## Document text
Synopsis: 27-year-old Anne Elliot has resigned herself to spinsterhood. She lives a somewhat lonely but peaceful life with her vain, spendthrift father, Sir Walter Elliot and her snobby elder sister Elizabeth. When the Elliots are forced to lease their estate so that they can repay their vast debts, Anne is stunned to find that the new tenants are the sister and brother-in-law of her old flame, Captain Wentworth. Anne had broken her engagement to the young and inexperienced Wentworth eight years earlier, at the insistence of her family and her friend Lady Russell. Now, she must contend with her long-regretted choice and face the newly wealthy and successful Wentworth, as he woos other women and barely acknowledges her existence. But Anne's mettle shines through when an unexpected tragedy forces her to take action.

Adrian Shergold's 2007 version of Persuasion is a perfect example of how Jane Austen gets a bad rap. The tone is all wrong. One of the most prominent myths about Austen's work is that it's stuffy, which this is, but it's so much worse than that. The director and screenwriter ripped away every ounce of humor from the story. One of the reasons Anne is so immediately likable, despite her plainness and her shyness, is that she is so patient with everyone else's retardation. She's the straight (wo)man for so many jokers, like her aging, narcissistic father or her hypochondriac sister Mary. But in this incarnation, Sally Hawkins's Anne is morbid, moody, sulky. She's as tortured as the stormy grayish-blue palate of the art design and the minor chord soundtrack that accompanies this relentlessly downbeat interpretation. There isn't anything to like about this her and if we can't fall for Anne, how is Capt. Wentworth going to?

For me, Austen's stories are drenched in a dazzling light, no matter what perils our leading ladies face. Howard Baker's 1971 Persuasion mini series features fairy-tale-ish costume and set design in deep pastel hues (I think that the early '70's were the heyday for trippy art design in Masterpiece Theater productions). It kinda reminds me of old school Mister Rogers' Neighborhood. Probably more than any other Austen adaptation, this one does the best at visually capturing the inherent beauty and fantasy of her narratives. For that reason, it's worth checking out. Otherwise, it's only a decent achievement. While the overall tone is appropriately airy and satirical, Anne Firbank's Anne Elliot is a bit too stately and glamorous for a woman who is so accustomed to being ignored.

Page segmentation data:
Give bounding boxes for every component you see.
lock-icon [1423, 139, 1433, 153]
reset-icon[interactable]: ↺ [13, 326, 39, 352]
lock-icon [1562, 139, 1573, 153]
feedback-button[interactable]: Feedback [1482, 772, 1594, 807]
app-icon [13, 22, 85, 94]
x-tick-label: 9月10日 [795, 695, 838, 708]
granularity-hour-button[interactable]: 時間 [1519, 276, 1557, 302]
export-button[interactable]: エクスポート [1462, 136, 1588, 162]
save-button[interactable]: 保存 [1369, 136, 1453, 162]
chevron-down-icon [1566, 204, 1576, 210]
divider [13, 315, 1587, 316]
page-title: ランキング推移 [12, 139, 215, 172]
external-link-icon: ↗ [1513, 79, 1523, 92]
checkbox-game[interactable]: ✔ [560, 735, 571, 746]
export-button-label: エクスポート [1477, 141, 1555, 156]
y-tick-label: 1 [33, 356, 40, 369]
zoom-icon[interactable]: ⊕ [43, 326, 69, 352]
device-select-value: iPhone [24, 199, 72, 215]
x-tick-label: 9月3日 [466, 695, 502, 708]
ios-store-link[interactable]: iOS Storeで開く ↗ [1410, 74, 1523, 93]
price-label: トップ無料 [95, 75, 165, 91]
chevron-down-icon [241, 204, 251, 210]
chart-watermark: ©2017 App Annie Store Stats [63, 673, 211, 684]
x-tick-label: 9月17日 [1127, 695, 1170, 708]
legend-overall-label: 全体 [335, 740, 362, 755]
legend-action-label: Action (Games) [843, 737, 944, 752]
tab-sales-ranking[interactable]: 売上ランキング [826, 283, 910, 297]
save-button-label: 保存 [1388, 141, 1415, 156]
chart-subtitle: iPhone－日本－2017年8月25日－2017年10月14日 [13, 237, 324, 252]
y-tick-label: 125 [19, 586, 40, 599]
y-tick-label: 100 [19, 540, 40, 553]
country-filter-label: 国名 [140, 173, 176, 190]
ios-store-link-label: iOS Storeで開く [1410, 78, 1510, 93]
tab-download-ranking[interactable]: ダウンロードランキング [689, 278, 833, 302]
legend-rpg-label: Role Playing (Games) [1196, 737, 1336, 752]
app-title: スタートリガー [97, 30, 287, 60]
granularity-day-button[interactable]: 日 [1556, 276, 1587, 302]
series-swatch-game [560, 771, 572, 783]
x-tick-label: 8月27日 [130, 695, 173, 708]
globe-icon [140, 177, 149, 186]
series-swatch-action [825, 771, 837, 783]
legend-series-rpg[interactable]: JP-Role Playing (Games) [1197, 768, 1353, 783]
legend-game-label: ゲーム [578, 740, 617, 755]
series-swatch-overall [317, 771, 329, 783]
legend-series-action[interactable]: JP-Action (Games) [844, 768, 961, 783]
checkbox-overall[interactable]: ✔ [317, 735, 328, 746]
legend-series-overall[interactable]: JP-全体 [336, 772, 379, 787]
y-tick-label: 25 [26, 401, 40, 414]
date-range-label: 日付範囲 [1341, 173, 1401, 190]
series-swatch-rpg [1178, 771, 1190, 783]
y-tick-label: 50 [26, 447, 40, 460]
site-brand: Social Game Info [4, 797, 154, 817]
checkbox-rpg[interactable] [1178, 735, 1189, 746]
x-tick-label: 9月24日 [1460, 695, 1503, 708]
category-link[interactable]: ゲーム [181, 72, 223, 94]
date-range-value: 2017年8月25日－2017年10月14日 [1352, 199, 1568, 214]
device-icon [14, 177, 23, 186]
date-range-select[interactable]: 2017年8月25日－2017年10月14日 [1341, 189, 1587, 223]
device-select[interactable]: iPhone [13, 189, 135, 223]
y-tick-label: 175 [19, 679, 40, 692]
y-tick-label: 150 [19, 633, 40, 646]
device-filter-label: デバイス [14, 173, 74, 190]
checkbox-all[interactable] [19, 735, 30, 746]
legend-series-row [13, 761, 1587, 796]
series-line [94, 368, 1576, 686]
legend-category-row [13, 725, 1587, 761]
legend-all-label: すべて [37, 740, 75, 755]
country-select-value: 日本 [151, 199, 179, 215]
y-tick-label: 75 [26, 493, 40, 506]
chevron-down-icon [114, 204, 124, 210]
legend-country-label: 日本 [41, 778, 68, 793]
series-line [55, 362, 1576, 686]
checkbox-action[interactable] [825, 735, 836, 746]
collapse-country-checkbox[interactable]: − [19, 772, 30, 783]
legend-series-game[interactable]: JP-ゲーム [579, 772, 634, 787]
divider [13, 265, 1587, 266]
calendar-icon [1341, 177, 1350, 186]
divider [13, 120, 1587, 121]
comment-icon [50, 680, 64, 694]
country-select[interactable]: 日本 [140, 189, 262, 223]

## Tasks for this exercise
**1.** Answer these questions using the review of the Persuasion adaptations.
(a) How old is Anne Elliot, according to the synopsis?
(b) Who directed the 2007 version of Persuasion?
(c) Which actress plays Anne Elliot in the 1971 mini series?
**2.** Pick up the review of the Persuasion adaptations right after its last sentence and carry it further.

## Results in order
**1.**
(a) 27
(b) Adrian Shergold
(c) Anne Firbank

**2.**
For the definitive adaptation, look no further than Roger Michell's 1995 Persuasion. This might be my favorite of all the Austen adaptations. Screenwriter Nick Dear expertly distilled the story into a screenplay, building dialog from Jane's own words and imposing that upon a very simple and elegant piano soundtrack. The acting is superb. With her wide-eyed gaze, Amanda Root's Anne looks shell-shocked at the outset but becomes softer and more graceful, appearing to grow younger as the story progresses. The amazing thing is that the transformation is entirely in her facial expressions. Ciaran Hinds's woolly Wentworth is tender and sympathetic, even as he pursues silly young maidens in front of Anne (and he's super hot). And the snobs are so deliciously abhorrent. Corin Redgrave proves in his portrayal of Sir Walter that "metrosexuals" existed long before the post-modern era. This Persuasion grasps both the subtle heartache and the sharp humor of the original text, all in a neat 90 minute package. Highly recommended.


Both the 1971 and 1995 versions of Persuasion are available on DVD. While neither title is likely to be at your average strip mall's Blockbuster, your public library is a good place to look. Librarians love all things British, especially Jane Austen. Or just commit yourself to one of those monthly-plan mail order thingies. Your local PBS affiliate will probably rerun the 2007 Persuasion in the next couple weeks, but I wouldn't bother. While Bridget Jones: the Edge of Reason is both loosely based on this novel and very likely available at your nearest Blockbuster, I wouldn't bother with that, either.